start Dataset rows

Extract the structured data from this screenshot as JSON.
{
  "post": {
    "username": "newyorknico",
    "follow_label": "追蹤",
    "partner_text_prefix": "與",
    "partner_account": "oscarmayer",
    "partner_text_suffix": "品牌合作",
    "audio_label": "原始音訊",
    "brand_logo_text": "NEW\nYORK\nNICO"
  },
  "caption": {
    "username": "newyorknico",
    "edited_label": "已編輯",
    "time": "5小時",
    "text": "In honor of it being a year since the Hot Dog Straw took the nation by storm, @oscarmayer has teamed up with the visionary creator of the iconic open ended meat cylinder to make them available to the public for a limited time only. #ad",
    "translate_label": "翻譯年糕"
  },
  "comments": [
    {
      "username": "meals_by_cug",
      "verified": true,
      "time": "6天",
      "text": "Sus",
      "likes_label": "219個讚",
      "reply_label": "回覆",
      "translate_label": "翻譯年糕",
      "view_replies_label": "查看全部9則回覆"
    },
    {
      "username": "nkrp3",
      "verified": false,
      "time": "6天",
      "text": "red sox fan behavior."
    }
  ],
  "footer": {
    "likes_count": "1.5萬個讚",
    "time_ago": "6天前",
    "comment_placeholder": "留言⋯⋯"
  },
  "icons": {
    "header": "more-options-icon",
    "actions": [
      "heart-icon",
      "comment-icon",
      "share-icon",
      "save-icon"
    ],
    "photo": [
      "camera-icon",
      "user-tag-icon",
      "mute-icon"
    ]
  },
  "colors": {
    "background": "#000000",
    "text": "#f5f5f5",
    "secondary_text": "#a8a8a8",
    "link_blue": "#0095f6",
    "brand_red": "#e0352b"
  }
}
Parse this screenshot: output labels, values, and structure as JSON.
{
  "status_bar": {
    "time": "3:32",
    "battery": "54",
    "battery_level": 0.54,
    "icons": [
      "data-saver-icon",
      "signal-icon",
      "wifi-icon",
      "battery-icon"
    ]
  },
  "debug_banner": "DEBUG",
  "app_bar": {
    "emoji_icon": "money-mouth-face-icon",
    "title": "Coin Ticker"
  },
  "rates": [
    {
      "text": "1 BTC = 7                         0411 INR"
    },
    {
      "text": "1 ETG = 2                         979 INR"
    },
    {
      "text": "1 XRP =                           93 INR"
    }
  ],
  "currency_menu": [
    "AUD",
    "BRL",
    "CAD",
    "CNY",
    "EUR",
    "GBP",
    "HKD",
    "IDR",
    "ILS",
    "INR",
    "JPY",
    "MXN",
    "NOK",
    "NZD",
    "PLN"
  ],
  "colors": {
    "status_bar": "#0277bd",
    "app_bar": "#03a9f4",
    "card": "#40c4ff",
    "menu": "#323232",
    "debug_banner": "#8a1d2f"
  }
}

end Dataset rows

§ **Aim**
Transcribe the data above in full, exactly.

§ **Task answer**
Extract the structured data from this screenshot as JSON.
{
  "post": {
    "username": "newyorknico",
    "follow_label": "追蹤",
    "partner_text_prefix": "與",
    "partner_account": "oscarmayer",
    "partner_text_suffix": "品牌合作",
    "audio_label": "原始音訊",
    "brand_logo_text": "NEW\nYORK\nNICO"
  },
  "caption": {
    "username": "newyorknico",
    "edited_label": "已編輯",
    "time": "5小時",
    "text": "In honor of it being a year since the Hot Dog Straw took the nation by storm, @oscarmayer has teamed up with the visionary creator of the iconic open ended meat cylinder to make them available to the public for a limited time only. #ad",
    "translate_label": "翻譯年糕"
  },
  "comments": [
    {
      "username": "meals_by_cug",
      "verified": true,
      "time": "6天",
      "text": "Sus",
      "likes_label": "219個讚",
      "reply_label": "回覆",
      "translate_label": "翻譯年糕",
      "view_replies_label": "查看全部9則回覆"
    },
    {
      "username": "nkrp3",
      "verified": false,
      "time": "6天",
      "text": "red sox fan behavior."
    }
  ],
  "footer": {
    "likes_count": "1.5萬個讚",
    "time_ago": "6天前",
    "comment_placeholder": "留言⋯⋯"
  },
  "icons": {
    "header": "more-options-icon",
    "actions": [
      "heart-icon",
      "comment-icon",
      "share-icon",
      "save-icon"
    ],
    "photo": [
      "camera-icon",
      "user-tag-icon",
      "mute-icon"
    ]
  },
  "colors": {
    "background": "#000000",
    "text": "#f5f5f5",
    "secondary_text": "#a8a8a8",
    "link_blue": "#0095f6",
    "brand_red": "#e0352b"
  }
}
Parse this screenshot: output labels, values, and structure as JSON.
{
  "status_bar": {
    "time": "3:32",
    "battery": "54",
    "battery_level": 0.54,
    "icons": [
      "data-saver-icon",
      "signal-icon",
      "wifi-icon",
      "battery-icon"
    ]
  },
  "debug_banner": "DEBUG",
  "app_bar": {
    "emoji_icon": "money-mouth-face-icon",
    "title": "Coin Ticker"
  },
  "rates": [
    {
      "text": "1 BTC = 7                         0411 INR"
    },
    {
      "text": "1 ETG = 2                         979 INR"
    },
    {
      "text": "1 XRP =                           93 INR"
    }
  ],
  "currency_menu": [
    "AUD",
    "BRL",
    "CAD",
    "CNY",
    "EUR",
    "GBP",
    "HKD",
    "IDR",
    "ILS",
    "INR",
    "JPY",
    "MXN",
    "NOK",
    "NZD",
    "PLN"
  ],
  "colors": {
    "status_bar": "#0277bd",
    "app_bar": "#03a9f4",
    "card": "#40c4ff",
    "menu": "#323232",
    "debug_banner": "#8a1d2f"
  }
}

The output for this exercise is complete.